__TASK INSTRUCTIONS__: Pick out every line of the entries below where "более" occurs, and copy those lines.

__MATERIAL FOR THIS EXERCISE__:
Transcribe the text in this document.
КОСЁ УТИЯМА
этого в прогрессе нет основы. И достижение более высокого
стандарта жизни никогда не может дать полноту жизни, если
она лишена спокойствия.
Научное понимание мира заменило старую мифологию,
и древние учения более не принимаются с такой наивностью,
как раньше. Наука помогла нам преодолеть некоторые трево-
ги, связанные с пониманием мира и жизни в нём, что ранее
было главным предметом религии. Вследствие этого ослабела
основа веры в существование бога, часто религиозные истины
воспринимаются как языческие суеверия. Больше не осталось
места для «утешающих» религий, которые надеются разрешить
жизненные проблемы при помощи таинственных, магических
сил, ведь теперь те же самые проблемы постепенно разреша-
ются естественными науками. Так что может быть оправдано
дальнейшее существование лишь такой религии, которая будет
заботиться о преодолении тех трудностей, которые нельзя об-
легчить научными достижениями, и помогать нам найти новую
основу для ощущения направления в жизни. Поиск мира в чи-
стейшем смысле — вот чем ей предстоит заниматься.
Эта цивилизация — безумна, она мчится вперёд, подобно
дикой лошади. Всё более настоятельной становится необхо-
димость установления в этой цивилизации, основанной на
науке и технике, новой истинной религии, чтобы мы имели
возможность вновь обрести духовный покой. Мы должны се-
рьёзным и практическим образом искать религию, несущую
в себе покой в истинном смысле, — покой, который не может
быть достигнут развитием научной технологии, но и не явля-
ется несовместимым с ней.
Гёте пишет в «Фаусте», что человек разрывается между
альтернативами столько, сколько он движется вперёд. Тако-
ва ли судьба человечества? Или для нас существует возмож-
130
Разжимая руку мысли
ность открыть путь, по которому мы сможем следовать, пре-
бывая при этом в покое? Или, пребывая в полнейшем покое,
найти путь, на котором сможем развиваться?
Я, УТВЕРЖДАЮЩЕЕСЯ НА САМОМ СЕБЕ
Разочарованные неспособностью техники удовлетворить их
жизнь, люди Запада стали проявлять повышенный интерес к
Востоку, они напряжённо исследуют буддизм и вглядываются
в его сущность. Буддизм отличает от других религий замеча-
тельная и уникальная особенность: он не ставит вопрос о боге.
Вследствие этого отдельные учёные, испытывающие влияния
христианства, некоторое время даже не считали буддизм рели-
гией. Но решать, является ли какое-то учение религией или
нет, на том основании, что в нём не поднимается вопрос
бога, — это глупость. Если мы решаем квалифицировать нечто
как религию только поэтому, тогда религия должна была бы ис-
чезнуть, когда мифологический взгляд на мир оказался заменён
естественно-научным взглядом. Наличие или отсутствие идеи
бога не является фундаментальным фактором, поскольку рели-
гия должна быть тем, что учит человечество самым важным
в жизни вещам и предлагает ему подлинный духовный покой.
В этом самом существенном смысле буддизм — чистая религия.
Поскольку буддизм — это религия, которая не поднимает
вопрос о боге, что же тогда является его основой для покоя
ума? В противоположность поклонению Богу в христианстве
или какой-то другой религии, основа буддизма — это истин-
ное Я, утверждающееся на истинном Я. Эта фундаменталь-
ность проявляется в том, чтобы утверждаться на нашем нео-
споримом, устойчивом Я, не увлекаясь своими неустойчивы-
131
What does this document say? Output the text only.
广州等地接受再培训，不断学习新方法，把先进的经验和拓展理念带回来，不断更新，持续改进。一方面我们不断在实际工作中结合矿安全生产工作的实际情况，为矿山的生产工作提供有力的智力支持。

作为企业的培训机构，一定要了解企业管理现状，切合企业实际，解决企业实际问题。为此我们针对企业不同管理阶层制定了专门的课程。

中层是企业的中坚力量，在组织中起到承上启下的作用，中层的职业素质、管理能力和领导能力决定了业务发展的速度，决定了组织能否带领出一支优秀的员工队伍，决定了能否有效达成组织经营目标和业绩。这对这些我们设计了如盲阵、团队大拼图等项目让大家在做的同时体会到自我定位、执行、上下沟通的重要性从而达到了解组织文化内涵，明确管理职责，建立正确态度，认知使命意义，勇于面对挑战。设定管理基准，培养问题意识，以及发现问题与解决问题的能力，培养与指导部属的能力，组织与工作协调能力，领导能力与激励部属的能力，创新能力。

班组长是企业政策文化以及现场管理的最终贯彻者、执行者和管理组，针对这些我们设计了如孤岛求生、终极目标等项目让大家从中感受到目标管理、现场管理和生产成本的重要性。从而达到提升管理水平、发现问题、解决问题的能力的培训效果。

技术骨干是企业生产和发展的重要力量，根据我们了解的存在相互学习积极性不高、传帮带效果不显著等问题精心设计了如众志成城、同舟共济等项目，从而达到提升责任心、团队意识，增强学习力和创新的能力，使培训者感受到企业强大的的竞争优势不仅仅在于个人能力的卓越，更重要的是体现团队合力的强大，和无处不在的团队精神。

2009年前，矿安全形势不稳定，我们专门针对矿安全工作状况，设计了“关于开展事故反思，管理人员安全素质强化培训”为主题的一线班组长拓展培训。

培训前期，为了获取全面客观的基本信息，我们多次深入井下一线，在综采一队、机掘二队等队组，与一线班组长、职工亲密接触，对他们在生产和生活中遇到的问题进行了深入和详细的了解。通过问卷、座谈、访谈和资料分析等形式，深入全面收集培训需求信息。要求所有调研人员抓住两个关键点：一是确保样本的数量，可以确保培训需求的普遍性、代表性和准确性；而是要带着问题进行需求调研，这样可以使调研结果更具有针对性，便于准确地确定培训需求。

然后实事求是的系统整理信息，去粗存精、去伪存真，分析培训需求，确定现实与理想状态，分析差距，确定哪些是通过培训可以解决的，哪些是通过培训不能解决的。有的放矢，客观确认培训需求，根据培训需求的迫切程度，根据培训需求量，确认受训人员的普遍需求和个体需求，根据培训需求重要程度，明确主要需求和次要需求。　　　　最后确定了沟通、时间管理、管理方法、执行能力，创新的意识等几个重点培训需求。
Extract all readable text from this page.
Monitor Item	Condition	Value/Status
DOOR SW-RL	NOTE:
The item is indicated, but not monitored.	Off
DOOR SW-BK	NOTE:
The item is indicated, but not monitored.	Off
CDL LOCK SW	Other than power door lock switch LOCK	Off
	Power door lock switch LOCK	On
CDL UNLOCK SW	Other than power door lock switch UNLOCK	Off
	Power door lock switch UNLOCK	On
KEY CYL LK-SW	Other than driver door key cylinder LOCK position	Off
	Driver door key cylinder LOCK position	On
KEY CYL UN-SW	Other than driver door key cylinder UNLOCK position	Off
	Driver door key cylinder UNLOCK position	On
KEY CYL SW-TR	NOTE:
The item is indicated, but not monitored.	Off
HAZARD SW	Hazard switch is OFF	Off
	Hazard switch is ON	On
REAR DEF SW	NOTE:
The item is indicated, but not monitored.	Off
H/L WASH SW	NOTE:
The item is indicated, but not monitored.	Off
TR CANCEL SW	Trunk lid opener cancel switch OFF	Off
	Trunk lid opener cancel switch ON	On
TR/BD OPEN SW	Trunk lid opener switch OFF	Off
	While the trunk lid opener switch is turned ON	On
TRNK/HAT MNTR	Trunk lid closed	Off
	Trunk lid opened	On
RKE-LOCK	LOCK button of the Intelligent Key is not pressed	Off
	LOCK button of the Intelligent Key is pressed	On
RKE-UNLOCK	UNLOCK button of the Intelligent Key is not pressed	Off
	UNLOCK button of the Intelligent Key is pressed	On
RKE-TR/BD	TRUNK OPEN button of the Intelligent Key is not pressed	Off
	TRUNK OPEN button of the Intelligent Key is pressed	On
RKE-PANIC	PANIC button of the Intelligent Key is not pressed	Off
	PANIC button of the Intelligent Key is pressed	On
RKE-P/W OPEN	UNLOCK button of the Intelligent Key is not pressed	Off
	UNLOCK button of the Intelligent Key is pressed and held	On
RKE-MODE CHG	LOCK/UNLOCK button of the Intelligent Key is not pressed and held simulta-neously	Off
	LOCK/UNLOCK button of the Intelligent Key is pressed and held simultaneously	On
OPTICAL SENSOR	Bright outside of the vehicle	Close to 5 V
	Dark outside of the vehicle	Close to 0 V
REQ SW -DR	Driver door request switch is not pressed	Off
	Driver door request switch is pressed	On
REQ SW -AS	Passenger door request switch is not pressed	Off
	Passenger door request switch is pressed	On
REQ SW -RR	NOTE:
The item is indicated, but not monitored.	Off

__COMPLETED EXERCISE__:
этого в прогрессе нет основы. И достижение более высокого
и древние учения более не принимаются с такой наивностью,
дикой лошади. Всё более настоятельной становится необхо-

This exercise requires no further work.